== ITEMS ==
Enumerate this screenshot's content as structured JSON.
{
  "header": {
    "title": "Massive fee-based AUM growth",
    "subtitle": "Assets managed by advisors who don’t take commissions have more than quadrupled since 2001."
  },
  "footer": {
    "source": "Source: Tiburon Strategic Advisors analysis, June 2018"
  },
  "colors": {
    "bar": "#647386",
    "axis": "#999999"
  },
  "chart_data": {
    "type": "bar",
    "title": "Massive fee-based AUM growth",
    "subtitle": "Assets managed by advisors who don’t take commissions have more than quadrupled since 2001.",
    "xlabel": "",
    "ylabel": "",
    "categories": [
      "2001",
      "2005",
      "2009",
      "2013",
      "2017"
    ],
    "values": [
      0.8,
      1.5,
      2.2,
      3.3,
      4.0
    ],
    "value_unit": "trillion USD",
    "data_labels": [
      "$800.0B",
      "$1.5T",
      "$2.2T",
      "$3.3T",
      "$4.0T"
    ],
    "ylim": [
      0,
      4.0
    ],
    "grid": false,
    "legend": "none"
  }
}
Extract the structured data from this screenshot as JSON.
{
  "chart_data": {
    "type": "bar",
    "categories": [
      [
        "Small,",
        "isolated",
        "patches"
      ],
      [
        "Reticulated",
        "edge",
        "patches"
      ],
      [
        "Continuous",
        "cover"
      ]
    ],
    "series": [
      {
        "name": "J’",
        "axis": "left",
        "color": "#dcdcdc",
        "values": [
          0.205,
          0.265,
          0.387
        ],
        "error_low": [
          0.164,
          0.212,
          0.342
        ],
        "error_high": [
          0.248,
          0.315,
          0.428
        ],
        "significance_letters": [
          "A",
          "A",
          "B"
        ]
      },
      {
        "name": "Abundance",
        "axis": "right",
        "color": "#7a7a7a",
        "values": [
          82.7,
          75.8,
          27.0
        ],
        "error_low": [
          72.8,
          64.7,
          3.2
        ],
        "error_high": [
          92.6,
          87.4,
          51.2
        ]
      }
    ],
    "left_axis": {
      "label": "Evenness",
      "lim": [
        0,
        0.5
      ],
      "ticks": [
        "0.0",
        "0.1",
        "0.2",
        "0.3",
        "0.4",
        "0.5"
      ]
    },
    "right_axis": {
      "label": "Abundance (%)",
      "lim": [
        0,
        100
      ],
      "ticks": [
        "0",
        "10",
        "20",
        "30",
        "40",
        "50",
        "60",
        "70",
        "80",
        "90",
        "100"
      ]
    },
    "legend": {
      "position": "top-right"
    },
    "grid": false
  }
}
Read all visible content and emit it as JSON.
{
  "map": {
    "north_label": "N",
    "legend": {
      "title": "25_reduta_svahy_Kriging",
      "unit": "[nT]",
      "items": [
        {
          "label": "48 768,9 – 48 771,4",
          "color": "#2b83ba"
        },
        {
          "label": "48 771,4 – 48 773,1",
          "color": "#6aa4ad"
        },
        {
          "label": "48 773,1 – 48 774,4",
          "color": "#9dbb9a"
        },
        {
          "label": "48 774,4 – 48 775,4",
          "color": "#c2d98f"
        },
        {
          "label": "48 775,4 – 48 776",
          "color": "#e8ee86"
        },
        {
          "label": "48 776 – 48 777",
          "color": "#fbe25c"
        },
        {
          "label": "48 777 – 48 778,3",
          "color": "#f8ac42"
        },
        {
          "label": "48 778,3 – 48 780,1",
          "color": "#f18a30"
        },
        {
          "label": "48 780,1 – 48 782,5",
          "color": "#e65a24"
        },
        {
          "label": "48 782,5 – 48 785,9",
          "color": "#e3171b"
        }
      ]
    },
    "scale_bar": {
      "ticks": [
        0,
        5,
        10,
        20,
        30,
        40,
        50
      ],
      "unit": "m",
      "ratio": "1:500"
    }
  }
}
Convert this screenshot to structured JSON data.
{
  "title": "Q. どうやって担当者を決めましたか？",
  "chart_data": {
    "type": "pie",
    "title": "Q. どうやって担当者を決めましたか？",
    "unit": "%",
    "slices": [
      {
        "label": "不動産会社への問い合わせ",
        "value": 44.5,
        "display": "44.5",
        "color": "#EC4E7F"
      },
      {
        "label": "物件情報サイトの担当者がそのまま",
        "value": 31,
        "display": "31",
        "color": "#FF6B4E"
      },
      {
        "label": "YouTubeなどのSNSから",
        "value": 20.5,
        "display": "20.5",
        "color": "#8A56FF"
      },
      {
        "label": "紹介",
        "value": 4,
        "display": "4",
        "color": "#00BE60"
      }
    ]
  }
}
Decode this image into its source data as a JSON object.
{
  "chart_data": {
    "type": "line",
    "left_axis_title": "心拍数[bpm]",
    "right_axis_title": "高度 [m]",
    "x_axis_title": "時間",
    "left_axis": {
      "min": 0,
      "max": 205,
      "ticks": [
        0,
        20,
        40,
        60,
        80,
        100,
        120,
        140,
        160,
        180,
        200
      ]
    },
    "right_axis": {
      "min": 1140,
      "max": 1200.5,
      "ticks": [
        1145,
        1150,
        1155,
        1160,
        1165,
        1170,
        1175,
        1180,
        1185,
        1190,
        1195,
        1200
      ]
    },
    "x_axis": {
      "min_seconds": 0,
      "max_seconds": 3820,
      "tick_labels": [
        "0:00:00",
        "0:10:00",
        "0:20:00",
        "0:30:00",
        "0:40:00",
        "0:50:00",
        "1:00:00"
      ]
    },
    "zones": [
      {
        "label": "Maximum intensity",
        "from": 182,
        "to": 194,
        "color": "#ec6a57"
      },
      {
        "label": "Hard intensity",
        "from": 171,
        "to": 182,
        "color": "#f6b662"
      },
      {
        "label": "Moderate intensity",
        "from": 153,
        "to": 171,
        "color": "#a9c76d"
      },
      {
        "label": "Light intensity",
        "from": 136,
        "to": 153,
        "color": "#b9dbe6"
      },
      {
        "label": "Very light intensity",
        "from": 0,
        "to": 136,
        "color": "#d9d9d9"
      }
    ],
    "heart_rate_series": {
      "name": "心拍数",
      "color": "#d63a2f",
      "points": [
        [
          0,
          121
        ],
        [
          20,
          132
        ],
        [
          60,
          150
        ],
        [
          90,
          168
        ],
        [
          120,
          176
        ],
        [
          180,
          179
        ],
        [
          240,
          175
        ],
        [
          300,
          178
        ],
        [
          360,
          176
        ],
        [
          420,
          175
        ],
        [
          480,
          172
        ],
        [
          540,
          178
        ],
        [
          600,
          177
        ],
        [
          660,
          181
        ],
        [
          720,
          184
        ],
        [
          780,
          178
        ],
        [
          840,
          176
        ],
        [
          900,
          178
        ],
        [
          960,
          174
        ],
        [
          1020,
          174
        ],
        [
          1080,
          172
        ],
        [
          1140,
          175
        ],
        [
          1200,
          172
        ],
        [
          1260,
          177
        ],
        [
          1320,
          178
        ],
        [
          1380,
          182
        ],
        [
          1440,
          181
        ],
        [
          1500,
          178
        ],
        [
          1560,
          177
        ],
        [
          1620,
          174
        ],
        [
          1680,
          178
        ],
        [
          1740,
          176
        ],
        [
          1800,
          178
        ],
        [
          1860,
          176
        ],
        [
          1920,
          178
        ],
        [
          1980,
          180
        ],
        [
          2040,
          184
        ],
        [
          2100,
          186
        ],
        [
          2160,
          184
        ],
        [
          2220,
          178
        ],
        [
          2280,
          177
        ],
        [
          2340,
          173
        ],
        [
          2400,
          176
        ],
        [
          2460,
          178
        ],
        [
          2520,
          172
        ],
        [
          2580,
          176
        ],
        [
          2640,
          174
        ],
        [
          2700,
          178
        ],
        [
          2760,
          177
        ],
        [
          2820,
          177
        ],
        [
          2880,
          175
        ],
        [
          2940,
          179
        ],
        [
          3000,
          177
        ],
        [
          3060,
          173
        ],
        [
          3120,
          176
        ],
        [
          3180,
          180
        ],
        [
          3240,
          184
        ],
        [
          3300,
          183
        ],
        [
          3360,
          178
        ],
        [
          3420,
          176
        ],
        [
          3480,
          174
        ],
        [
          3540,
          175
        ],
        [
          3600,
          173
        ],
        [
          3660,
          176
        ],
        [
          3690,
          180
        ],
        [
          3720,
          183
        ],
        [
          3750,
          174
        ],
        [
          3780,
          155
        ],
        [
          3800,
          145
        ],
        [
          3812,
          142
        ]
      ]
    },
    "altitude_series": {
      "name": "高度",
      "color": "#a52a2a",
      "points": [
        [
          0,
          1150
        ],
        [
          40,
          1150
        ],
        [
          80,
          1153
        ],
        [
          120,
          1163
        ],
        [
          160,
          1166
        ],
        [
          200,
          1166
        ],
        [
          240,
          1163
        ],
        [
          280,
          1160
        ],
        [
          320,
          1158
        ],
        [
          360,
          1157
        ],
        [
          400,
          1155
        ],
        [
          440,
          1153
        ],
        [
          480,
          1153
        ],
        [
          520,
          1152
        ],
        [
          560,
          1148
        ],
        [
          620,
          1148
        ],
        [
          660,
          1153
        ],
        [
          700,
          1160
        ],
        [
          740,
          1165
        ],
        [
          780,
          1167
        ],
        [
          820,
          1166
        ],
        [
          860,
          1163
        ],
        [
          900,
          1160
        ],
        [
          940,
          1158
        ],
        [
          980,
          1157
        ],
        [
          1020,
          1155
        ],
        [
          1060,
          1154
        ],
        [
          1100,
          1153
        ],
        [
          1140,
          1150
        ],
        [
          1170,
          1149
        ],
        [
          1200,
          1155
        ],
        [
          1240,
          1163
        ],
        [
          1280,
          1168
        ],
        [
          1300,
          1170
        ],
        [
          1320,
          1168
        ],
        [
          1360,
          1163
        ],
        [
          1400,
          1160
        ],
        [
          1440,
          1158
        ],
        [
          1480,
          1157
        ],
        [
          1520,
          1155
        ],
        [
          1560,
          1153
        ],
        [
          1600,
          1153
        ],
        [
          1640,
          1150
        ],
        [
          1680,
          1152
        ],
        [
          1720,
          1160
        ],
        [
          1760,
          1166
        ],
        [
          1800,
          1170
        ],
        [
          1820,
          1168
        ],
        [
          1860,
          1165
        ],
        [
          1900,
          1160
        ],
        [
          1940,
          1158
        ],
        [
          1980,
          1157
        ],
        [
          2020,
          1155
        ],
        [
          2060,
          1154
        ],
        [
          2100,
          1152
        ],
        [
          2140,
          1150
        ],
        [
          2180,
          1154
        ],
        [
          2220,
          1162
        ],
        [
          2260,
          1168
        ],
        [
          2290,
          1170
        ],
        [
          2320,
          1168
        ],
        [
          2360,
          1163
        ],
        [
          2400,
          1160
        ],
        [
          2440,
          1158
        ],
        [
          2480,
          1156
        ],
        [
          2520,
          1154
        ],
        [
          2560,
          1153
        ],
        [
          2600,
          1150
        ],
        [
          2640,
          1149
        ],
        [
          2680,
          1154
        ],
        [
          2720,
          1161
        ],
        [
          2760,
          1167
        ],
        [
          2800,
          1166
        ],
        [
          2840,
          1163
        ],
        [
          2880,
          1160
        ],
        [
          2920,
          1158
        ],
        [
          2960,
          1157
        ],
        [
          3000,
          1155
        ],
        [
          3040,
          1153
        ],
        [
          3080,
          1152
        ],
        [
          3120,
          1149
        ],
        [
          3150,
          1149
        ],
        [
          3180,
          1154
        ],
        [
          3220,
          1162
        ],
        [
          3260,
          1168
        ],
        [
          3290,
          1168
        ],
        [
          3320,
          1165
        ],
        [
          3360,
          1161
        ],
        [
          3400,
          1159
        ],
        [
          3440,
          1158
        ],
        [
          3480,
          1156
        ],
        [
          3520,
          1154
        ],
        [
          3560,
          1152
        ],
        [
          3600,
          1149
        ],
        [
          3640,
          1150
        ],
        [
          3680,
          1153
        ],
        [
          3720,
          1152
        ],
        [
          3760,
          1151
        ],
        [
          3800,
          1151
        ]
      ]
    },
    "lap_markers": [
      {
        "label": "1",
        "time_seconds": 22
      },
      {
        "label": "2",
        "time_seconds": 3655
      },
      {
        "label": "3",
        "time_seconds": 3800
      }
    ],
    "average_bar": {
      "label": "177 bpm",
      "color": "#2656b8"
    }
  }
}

== EXERCISE INSTRUCTIONS ==
Each line above that includes "intensity" should be shown.

== RESPONSE TO THIS TASK ==
        "label": "Maximum intensity",
        "label": "Hard intensity",
        "label": "Moderate intensity",
        "label": "Light intensity",
        "label": "Very light intensity",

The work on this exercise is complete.